PROBLEM TO WORK ON → The required output is a single number: how many lines of the material contain the string "Chapter".
-----
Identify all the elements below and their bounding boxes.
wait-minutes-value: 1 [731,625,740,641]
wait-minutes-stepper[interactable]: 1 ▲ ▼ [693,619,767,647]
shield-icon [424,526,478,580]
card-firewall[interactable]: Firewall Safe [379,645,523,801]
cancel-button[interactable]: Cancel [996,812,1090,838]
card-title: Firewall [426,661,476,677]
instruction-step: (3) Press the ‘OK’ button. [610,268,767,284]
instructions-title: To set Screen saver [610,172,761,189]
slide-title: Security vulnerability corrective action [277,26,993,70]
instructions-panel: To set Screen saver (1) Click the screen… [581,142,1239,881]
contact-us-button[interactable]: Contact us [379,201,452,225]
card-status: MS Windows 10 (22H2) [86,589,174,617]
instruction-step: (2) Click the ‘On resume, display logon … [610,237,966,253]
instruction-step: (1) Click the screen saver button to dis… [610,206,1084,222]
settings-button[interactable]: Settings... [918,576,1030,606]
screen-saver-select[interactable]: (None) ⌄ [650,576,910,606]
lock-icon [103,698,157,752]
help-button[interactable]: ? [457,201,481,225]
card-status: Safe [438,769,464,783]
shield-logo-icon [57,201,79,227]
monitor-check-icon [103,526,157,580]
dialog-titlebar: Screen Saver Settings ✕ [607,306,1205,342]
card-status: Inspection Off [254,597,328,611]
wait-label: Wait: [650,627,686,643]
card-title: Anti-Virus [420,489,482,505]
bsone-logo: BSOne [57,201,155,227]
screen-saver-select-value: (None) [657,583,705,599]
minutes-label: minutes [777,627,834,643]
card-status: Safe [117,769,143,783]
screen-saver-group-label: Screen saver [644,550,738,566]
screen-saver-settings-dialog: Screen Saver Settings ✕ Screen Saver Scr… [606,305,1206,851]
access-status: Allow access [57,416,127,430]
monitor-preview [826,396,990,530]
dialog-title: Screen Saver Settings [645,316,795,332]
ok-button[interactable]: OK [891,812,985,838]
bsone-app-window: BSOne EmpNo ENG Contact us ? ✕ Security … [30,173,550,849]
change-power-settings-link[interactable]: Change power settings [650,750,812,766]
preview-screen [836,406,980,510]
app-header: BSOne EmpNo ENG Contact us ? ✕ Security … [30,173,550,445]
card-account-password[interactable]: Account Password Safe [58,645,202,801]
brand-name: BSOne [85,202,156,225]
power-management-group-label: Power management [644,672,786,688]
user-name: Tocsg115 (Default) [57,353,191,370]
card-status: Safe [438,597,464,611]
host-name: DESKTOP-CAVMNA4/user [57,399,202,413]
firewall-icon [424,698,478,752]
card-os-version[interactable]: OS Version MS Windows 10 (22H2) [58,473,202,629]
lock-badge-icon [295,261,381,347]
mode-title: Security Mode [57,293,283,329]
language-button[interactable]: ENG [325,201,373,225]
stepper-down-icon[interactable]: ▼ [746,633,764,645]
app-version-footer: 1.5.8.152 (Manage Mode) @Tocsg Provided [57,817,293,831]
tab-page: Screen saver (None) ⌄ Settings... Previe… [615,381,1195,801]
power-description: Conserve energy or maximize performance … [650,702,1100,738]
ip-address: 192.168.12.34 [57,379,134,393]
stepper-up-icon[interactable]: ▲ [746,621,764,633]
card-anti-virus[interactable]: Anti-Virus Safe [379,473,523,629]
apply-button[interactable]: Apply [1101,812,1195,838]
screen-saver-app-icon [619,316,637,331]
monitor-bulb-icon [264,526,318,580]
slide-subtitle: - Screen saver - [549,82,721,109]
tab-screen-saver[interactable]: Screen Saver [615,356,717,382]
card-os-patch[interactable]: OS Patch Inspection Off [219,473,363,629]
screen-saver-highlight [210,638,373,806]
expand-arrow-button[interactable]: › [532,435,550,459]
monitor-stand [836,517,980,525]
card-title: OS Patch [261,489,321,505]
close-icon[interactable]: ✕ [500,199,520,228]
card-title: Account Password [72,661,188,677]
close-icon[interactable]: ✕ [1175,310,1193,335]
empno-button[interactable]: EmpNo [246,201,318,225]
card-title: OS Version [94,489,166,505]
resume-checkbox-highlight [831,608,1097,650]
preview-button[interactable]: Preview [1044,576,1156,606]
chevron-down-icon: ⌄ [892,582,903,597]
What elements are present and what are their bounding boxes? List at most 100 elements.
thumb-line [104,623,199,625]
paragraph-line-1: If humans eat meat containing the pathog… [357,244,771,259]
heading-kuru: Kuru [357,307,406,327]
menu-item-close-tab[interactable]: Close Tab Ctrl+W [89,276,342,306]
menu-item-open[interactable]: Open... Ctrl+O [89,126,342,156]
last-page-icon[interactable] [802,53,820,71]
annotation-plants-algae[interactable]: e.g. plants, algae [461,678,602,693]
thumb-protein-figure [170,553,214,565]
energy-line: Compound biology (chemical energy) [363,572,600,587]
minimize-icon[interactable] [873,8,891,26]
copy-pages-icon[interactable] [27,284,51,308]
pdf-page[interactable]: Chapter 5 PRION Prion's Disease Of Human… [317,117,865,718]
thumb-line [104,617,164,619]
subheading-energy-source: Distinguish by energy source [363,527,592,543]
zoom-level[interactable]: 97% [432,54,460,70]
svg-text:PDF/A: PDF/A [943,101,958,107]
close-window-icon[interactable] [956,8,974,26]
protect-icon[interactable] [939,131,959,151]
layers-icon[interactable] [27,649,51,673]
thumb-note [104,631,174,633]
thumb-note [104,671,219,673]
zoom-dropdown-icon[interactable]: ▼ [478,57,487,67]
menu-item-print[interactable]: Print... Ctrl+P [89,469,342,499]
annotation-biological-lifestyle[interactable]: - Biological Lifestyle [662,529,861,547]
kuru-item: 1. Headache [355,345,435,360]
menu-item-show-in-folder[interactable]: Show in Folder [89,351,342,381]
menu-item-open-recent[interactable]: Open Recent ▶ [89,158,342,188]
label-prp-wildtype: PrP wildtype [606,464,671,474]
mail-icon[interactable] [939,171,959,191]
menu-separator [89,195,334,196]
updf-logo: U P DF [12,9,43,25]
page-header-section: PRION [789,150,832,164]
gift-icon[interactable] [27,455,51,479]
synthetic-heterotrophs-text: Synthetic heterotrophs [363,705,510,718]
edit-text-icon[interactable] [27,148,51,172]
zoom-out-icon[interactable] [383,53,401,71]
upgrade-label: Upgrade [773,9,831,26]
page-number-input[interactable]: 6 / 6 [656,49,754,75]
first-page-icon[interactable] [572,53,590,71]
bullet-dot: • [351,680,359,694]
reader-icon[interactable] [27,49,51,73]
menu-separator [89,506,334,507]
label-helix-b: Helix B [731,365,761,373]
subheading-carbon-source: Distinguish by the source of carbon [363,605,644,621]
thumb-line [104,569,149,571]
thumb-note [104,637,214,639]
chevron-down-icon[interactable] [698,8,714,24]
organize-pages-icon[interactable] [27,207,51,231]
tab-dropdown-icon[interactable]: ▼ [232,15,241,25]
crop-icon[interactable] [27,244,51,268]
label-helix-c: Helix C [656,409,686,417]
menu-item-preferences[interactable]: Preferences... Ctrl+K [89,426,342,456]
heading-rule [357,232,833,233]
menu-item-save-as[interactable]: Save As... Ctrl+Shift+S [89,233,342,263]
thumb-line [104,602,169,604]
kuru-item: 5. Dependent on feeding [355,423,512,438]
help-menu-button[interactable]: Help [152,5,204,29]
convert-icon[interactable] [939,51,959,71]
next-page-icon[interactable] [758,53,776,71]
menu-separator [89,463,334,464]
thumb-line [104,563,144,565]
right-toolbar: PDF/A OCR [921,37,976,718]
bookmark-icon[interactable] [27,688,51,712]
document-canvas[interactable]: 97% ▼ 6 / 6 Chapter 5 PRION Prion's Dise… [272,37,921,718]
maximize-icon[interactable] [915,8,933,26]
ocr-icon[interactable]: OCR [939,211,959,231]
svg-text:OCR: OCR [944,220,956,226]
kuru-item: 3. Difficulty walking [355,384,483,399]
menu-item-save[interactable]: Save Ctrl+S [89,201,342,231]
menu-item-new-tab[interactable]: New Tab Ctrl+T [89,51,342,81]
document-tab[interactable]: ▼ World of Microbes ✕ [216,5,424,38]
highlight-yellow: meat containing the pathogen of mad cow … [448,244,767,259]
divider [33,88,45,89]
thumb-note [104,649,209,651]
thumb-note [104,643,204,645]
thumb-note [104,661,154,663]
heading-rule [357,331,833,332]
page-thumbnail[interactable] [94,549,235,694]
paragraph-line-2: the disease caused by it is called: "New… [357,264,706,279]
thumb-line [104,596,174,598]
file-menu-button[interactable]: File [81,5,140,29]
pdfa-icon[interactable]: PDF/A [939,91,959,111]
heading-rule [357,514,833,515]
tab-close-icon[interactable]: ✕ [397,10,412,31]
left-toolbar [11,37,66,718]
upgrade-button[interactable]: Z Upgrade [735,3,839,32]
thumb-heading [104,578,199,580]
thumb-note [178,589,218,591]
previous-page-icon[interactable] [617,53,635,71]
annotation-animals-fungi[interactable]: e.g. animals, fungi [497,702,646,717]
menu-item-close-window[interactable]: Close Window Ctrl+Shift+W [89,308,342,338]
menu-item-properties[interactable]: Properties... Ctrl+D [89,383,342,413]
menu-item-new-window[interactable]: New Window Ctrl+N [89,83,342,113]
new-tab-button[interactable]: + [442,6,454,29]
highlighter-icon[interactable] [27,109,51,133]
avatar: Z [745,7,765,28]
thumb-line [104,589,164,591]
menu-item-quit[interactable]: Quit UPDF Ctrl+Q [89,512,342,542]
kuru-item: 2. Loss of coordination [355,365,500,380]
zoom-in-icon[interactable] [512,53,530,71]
-----
REPLY → 2